[START OF Entries supplied]

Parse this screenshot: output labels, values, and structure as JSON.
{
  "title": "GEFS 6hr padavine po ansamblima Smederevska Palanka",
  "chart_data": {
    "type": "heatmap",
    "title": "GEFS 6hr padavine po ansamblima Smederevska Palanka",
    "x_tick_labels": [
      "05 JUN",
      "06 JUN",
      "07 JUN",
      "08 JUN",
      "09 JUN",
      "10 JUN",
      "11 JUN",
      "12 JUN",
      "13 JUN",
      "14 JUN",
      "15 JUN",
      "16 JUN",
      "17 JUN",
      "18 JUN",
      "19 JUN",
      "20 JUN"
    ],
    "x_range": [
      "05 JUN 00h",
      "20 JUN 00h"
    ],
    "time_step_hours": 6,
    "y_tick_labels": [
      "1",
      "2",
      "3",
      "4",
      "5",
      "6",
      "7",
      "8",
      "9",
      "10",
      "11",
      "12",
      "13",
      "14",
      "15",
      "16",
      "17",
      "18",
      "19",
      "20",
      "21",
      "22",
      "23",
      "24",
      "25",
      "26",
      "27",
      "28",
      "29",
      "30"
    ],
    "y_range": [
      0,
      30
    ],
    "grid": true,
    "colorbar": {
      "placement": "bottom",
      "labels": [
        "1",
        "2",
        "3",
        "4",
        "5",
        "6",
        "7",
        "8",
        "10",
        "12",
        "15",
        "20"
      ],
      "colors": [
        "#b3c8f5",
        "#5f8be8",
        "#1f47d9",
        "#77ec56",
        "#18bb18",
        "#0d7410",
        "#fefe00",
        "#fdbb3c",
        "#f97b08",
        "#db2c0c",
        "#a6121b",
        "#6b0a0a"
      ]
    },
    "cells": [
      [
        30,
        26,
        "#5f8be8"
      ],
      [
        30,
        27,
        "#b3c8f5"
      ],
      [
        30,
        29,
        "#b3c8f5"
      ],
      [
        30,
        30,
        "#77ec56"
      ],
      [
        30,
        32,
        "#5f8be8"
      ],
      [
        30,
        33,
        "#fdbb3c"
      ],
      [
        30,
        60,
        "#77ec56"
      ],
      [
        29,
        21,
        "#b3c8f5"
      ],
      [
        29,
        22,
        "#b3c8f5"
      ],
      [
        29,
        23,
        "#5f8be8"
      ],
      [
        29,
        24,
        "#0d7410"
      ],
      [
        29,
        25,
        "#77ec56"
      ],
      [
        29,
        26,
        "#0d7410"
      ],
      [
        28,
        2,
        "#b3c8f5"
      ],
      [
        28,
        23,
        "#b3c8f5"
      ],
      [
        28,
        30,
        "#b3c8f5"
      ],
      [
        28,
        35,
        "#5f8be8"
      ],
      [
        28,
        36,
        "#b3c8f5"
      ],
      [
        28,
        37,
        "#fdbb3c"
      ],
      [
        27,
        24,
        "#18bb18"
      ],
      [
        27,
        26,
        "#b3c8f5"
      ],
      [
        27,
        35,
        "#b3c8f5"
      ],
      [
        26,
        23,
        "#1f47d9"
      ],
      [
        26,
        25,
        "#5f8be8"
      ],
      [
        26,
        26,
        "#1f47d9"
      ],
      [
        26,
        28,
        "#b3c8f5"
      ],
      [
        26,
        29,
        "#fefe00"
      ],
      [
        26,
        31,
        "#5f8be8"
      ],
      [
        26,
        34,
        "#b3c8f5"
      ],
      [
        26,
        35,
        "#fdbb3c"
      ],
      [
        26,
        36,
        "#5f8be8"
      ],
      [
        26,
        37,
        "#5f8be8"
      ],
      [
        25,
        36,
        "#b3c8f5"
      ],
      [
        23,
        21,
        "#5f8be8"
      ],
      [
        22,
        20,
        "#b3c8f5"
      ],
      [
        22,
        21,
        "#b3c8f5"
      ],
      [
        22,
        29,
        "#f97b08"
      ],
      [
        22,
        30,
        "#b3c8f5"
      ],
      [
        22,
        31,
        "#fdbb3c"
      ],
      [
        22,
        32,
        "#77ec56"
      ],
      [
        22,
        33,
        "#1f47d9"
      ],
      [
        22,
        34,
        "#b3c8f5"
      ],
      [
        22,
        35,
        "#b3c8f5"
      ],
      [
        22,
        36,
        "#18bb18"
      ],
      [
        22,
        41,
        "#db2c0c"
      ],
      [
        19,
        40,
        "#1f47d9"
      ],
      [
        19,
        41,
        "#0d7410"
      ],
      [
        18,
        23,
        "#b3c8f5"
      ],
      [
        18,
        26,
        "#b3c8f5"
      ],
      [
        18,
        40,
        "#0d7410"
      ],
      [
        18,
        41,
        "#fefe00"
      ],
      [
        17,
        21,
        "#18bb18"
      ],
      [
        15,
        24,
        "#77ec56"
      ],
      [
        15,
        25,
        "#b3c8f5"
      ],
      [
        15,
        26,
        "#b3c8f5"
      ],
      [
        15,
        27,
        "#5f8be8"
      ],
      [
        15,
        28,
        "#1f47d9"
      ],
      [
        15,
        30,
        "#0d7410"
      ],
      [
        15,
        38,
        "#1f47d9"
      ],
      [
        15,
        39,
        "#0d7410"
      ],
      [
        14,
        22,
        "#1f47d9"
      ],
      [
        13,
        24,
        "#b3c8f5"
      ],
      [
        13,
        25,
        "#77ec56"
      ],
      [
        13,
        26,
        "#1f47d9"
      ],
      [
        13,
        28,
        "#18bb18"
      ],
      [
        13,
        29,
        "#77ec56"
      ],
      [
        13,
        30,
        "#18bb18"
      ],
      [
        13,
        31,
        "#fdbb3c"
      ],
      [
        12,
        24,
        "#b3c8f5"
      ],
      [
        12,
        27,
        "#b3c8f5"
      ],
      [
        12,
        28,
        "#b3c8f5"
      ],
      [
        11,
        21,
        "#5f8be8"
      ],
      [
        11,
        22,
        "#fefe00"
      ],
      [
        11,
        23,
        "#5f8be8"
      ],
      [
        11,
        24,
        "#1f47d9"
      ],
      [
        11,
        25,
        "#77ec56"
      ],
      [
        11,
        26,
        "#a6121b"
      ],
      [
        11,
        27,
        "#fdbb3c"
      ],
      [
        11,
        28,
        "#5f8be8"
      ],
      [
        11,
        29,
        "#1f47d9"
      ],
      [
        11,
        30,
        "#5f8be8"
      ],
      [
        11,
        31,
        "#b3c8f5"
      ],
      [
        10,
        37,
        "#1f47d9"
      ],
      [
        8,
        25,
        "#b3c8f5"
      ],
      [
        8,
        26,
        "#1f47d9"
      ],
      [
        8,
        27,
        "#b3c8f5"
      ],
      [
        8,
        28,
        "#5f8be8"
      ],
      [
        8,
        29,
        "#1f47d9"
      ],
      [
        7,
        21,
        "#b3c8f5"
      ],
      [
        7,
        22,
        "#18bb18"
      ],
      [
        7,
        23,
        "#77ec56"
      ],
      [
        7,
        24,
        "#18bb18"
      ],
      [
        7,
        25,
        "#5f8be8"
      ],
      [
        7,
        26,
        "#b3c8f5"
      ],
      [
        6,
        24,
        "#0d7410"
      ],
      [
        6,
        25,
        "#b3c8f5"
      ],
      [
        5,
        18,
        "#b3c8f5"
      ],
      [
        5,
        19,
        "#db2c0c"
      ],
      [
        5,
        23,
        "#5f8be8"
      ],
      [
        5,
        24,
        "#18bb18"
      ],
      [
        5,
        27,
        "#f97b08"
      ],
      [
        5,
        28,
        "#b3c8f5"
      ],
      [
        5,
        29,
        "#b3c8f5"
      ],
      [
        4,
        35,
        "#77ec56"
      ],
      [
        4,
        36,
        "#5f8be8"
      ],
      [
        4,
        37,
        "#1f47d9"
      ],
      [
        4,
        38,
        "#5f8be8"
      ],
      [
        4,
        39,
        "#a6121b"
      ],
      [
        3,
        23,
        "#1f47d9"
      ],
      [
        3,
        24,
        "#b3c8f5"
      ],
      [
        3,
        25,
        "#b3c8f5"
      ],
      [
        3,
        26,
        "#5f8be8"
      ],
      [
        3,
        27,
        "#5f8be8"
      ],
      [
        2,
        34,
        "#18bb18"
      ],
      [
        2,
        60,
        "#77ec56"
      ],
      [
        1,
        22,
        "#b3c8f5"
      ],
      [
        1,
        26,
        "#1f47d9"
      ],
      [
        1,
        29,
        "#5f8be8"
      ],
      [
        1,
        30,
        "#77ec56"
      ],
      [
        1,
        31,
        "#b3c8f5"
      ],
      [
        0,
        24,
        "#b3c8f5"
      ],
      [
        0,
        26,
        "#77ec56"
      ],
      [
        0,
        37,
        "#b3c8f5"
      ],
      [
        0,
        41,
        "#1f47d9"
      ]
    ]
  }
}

[END OF Entries supplied]

▶ Exercise task
Report all lines of the data that include the word "padavine".

▶ Expected answer
  "title": "GEFS 6hr padavine po ansamblima Smederevska Palanka",
    "title": "GEFS 6hr padavine po ansamblima Smederevska Palanka",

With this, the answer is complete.